START

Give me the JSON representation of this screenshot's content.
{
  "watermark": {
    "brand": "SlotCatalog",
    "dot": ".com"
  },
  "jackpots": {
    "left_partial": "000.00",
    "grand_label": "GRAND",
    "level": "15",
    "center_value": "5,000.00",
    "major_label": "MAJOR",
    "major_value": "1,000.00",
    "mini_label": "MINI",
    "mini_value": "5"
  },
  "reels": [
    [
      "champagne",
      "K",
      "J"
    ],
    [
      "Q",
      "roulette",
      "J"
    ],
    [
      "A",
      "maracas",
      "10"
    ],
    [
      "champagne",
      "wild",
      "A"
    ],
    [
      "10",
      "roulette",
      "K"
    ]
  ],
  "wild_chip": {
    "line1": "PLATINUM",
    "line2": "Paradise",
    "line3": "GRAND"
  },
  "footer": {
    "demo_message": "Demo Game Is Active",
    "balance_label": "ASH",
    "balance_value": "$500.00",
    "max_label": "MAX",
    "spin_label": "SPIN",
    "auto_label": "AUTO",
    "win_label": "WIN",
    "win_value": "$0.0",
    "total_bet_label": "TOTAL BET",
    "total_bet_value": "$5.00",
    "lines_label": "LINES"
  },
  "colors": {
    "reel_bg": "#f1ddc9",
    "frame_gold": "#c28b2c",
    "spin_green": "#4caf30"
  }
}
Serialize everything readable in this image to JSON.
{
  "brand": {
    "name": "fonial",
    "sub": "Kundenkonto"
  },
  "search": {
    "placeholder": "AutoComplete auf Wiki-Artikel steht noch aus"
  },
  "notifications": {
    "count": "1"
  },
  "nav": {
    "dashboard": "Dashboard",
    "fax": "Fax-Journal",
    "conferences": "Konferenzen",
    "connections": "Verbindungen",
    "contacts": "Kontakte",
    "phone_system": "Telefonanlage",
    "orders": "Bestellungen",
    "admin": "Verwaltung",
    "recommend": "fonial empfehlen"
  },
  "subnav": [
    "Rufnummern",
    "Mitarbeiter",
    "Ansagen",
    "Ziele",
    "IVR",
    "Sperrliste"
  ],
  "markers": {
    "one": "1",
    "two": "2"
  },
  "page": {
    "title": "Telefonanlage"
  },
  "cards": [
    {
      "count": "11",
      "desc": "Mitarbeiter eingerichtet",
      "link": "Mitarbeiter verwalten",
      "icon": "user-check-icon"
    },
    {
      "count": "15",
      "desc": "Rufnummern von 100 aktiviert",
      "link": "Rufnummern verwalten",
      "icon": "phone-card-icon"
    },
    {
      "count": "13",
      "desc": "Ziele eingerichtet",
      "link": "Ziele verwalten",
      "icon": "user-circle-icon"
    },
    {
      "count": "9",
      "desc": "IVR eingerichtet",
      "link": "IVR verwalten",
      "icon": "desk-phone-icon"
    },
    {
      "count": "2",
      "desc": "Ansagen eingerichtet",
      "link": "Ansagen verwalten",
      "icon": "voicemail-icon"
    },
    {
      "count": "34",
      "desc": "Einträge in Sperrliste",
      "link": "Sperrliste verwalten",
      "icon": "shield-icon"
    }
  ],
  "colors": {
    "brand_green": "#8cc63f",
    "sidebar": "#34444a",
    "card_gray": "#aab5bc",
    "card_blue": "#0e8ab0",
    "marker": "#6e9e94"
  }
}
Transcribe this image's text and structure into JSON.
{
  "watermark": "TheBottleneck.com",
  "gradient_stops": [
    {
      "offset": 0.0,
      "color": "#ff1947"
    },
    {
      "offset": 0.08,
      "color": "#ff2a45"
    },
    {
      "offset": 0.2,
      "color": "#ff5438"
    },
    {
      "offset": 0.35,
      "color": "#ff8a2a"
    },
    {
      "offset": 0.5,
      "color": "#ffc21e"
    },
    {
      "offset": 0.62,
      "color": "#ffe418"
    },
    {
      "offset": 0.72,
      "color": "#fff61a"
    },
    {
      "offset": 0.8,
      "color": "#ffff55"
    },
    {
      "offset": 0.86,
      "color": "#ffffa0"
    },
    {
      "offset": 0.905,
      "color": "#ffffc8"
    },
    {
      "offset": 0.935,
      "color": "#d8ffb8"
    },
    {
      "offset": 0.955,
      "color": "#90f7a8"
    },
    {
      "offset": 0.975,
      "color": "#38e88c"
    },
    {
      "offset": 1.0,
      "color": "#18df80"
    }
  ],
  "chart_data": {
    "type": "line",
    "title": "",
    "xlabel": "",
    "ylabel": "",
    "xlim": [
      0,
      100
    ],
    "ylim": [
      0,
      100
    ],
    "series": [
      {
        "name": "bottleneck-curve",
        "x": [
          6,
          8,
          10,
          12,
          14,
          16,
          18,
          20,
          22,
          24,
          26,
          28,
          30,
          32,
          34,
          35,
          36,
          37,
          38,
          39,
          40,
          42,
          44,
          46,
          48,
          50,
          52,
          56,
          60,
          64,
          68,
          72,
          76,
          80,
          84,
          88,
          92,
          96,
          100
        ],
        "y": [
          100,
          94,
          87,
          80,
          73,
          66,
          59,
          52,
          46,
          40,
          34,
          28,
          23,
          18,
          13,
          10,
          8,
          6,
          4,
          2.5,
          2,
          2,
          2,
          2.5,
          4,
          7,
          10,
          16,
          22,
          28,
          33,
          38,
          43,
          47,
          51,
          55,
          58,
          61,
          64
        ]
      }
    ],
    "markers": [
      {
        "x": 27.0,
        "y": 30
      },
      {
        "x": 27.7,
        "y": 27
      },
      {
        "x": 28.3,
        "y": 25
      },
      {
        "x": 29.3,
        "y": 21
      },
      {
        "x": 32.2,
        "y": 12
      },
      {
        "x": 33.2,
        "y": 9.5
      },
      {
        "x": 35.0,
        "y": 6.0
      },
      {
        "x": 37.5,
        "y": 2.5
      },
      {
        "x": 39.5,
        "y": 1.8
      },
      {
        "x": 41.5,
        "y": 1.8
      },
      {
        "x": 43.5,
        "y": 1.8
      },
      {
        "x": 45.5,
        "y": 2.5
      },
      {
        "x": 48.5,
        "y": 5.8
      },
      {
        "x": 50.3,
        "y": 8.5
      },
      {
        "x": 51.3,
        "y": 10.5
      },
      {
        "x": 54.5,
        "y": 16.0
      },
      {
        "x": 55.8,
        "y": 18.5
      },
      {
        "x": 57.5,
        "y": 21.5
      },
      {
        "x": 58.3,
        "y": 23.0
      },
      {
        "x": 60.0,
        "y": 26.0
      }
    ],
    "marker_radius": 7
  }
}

END

**EXERCISE:** Filter out every line that lacks the word "Telefonanlage", and copy the rest.

**EXERCISE OUTPUT:**
    "phone_system": "Telefonanlage",
    "title": "Telefonanlage"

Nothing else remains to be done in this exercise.